# What you are asked to do
Please restate the following records word for word.

# Records shown
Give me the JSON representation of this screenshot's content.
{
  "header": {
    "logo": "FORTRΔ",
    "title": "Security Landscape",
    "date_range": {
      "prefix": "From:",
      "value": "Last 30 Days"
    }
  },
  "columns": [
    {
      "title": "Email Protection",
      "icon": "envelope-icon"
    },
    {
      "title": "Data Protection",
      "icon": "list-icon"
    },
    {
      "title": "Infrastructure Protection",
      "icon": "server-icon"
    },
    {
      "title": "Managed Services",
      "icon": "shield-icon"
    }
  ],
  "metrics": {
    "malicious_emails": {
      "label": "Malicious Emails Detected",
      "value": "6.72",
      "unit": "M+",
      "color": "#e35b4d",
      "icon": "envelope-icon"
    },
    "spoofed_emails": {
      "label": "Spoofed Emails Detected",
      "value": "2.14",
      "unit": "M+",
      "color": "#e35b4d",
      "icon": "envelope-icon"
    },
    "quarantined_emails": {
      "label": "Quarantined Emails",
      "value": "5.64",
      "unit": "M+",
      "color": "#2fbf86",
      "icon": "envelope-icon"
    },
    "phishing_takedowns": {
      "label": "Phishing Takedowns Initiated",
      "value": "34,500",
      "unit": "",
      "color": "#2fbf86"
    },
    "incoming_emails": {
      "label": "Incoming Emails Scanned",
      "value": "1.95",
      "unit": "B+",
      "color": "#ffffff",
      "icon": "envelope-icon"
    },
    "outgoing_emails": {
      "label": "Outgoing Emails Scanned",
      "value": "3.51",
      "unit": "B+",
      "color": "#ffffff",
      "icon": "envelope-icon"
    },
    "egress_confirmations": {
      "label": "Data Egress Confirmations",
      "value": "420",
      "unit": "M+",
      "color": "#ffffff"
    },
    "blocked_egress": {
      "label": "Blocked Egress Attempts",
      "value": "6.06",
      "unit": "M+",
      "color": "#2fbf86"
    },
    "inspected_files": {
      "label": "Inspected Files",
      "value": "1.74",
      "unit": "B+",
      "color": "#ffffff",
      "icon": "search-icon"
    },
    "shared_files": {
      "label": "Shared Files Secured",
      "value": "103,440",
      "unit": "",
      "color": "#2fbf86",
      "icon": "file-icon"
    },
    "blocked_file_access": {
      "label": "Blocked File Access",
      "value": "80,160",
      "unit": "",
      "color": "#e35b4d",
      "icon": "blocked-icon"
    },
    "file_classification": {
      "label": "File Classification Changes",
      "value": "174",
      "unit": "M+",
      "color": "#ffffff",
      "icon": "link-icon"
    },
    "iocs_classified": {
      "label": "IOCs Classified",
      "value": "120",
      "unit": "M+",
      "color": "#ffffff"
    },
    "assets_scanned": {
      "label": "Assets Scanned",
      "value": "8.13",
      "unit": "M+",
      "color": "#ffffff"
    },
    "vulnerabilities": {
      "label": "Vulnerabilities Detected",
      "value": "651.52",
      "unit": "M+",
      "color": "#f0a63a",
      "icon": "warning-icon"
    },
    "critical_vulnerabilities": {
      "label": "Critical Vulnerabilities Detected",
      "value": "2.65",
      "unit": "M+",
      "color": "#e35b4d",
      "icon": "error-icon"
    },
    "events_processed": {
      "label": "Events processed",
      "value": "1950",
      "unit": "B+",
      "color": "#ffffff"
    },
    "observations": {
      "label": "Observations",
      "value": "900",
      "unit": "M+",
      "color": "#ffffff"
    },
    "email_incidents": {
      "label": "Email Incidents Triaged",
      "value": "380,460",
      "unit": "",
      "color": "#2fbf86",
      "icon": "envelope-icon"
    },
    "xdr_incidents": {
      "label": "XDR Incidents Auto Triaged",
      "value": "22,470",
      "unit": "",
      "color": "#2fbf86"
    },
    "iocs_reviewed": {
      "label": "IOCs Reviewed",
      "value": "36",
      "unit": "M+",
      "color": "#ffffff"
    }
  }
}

# Output of the exercise
Give me the JSON representation of this screenshot's content.
{
  "header": {
    "logo": "FORTRΔ",
    "title": "Security Landscape",
    "date_range": {
      "prefix": "From:",
      "value": "Last 30 Days"
    }
  },
  "columns": [
    {
      "title": "Email Protection",
      "icon": "envelope-icon"
    },
    {
      "title": "Data Protection",
      "icon": "list-icon"
    },
    {
      "title": "Infrastructure Protection",
      "icon": "server-icon"
    },
    {
      "title": "Managed Services",
      "icon": "shield-icon"
    }
  ],
  "metrics": {
    "malicious_emails": {
      "label": "Malicious Emails Detected",
      "value": "6.72",
      "unit": "M+",
      "color": "#e35b4d",
      "icon": "envelope-icon"
    },
    "spoofed_emails": {
      "label": "Spoofed Emails Detected",
      "value": "2.14",
      "unit": "M+",
      "color": "#e35b4d",
      "icon": "envelope-icon"
    },
    "quarantined_emails": {
      "label": "Quarantined Emails",
      "value": "5.64",
      "unit": "M+",
      "color": "#2fbf86",
      "icon": "envelope-icon"
    },
    "phishing_takedowns": {
      "label": "Phishing Takedowns Initiated",
      "value": "34,500",
      "unit": "",
      "color": "#2fbf86"
    },
    "incoming_emails": {
      "label": "Incoming Emails Scanned",
      "value": "1.95",
      "unit": "B+",
      "color": "#ffffff",
      "icon": "envelope-icon"
    },
    "outgoing_emails": {
      "label": "Outgoing Emails Scanned",
      "value": "3.51",
      "unit": "B+",
      "color": "#ffffff",
      "icon": "envelope-icon"
    },
    "egress_confirmations": {
      "label": "Data Egress Confirmations",
      "value": "420",
      "unit": "M+",
      "color": "#ffffff"
    },
    "blocked_egress": {
      "label": "Blocked Egress Attempts",
      "value": "6.06",
      "unit": "M+",
      "color": "#2fbf86"
    },
    "inspected_files": {
      "label": "Inspected Files",
      "value": "1.74",
      "unit": "B+",
      "color": "#ffffff",
      "icon": "search-icon"
    },
    "shared_files": {
      "label": "Shared Files Secured",
      "value": "103,440",
      "unit": "",
      "color": "#2fbf86",
      "icon": "file-icon"
    },
    "blocked_file_access": {
      "label": "Blocked File Access",
      "value": "80,160",
      "unit": "",
      "color": "#e35b4d",
      "icon": "blocked-icon"
    },
    "file_classification": {
      "label": "File Classification Changes",
      "value": "174",
      "unit": "M+",
      "color": "#ffffff",
      "icon": "link-icon"
    },
    "iocs_classified": {
      "label": "IOCs Classified",
      "value": "120",
      "unit": "M+",
      "color": "#ffffff"
    },
    "assets_scanned": {
      "label": "Assets Scanned",
      "value": "8.13",
      "unit": "M+",
      "color": "#ffffff"
    },
    "vulnerabilities": {
      "label": "Vulnerabilities Detected",
      "value": "651.52",
      "unit": "M+",
      "color": "#f0a63a",
      "icon": "warning-icon"
    },
    "critical_vulnerabilities": {
      "label": "Critical Vulnerabilities Detected",
      "value": "2.65",
      "unit": "M+",
      "color": "#e35b4d",
      "icon": "error-icon"
    },
    "events_processed": {
      "label": "Events processed",
      "value": "1950",
      "unit": "B+",
      "color": "#ffffff"
    },
    "observations": {
      "label": "Observations",
      "value": "900",
      "unit": "M+",
      "color": "#ffffff"
    },
    "email_incidents": {
      "label": "Email Incidents Triaged",
      "value": "380,460",
      "unit": "",
      "color": "#2fbf86",
      "icon": "envelope-icon"
    },
    "xdr_incidents": {
      "label": "XDR Incidents Auto Triaged",
      "value": "22,470",
      "unit": "",
      "color": "#2fbf86"
    },
    "iocs_reviewed": {
      "label": "IOCs Reviewed",
      "value": "36",
      "unit": "M+",
      "color": "#ffffff"
    }
  }
}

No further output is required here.